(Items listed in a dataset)

==*==

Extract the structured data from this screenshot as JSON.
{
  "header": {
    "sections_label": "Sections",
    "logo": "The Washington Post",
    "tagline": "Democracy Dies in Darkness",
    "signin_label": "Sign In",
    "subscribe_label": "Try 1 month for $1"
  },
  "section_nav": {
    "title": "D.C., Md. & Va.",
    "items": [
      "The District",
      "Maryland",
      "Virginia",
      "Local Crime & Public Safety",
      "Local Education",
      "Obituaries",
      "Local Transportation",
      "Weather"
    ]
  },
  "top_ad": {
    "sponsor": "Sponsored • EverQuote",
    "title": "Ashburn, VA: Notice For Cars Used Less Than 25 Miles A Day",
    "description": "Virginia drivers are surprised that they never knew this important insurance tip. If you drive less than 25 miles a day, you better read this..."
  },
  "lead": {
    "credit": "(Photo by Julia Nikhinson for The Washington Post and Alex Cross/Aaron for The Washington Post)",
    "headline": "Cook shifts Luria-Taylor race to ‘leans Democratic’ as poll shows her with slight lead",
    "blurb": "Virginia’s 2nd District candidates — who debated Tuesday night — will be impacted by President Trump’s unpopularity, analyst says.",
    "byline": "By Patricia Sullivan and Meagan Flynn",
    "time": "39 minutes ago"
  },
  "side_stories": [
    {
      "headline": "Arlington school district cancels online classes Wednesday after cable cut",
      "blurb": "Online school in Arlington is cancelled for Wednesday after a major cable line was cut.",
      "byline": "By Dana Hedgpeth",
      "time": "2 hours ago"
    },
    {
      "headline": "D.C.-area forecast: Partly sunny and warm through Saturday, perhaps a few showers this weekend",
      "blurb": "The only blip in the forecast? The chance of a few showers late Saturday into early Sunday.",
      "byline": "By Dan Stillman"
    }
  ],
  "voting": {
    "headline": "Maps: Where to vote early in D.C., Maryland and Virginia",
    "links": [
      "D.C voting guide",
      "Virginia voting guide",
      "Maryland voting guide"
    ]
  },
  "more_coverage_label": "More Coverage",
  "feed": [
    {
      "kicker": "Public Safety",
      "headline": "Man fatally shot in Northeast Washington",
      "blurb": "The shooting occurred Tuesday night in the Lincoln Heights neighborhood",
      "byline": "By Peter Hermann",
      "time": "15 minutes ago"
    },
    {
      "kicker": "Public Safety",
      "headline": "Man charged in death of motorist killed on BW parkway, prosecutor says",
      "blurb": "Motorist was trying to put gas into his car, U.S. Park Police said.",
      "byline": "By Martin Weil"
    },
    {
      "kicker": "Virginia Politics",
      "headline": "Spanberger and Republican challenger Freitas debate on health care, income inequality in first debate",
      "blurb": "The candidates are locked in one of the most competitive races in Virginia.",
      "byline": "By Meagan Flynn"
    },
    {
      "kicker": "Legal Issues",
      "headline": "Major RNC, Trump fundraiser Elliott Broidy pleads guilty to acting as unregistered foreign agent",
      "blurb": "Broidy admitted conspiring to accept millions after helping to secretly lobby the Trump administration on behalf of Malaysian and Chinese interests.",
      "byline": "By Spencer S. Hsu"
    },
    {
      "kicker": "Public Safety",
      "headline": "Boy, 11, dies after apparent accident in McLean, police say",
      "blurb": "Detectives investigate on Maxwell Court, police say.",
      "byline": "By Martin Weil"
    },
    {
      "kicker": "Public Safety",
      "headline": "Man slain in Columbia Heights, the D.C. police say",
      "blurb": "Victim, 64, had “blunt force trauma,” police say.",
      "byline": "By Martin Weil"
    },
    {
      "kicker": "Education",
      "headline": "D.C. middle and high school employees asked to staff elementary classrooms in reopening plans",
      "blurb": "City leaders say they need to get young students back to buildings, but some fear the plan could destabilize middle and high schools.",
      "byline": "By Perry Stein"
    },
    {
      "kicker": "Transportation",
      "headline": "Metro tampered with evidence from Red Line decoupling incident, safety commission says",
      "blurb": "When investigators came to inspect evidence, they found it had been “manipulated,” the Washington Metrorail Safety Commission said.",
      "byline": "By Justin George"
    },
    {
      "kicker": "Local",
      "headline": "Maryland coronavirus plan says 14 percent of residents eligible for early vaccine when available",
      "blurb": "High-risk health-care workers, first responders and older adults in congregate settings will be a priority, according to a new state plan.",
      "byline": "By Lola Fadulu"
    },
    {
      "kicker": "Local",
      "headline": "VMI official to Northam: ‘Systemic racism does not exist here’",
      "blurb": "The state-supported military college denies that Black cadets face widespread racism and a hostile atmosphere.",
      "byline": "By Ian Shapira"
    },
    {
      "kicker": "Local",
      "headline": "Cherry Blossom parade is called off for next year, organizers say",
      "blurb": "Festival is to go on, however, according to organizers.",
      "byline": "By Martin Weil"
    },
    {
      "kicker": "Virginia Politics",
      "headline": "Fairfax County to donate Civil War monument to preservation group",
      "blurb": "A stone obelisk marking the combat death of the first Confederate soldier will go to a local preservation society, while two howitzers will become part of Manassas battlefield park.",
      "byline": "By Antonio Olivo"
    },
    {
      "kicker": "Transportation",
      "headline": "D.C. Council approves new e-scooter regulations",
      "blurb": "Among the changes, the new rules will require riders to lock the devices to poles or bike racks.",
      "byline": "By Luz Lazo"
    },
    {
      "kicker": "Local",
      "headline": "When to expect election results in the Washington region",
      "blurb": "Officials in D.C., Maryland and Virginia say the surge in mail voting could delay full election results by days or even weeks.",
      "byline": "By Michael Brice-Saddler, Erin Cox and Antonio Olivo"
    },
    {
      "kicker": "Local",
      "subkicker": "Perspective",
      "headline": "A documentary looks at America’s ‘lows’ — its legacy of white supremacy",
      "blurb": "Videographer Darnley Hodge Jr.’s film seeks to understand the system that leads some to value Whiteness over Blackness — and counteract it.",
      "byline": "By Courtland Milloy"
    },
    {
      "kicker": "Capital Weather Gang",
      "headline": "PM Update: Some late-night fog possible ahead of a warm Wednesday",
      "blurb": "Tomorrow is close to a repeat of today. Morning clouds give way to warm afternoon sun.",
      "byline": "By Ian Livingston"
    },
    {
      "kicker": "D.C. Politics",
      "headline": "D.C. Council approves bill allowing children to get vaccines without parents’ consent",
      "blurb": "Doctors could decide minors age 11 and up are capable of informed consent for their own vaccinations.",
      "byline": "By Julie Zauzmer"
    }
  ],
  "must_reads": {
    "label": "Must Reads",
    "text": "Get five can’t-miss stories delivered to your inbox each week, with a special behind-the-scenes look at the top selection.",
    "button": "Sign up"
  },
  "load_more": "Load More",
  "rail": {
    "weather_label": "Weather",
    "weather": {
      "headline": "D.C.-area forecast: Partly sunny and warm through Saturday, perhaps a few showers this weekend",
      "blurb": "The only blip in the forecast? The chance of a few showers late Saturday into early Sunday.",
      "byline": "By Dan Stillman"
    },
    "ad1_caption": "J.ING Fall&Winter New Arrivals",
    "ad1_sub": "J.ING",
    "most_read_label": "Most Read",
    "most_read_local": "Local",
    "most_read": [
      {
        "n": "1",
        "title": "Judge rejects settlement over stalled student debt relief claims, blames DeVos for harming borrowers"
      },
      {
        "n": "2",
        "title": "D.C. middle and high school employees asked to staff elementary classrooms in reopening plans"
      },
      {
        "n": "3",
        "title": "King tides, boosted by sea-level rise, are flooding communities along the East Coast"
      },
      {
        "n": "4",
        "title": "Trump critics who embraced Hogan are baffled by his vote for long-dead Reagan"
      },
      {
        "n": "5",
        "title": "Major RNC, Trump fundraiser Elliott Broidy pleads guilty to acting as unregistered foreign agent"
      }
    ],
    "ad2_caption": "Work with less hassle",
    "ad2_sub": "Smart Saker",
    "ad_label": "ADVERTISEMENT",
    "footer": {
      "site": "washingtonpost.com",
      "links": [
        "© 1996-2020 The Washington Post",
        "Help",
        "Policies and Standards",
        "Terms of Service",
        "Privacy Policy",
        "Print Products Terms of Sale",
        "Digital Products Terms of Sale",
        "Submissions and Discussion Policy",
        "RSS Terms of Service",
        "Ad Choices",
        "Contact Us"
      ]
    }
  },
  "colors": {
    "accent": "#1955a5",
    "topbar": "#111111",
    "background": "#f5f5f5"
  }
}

==*==

ACTION ITEM:
For this data, state how many lines include the word "from", with nothing added.

RESULT:
2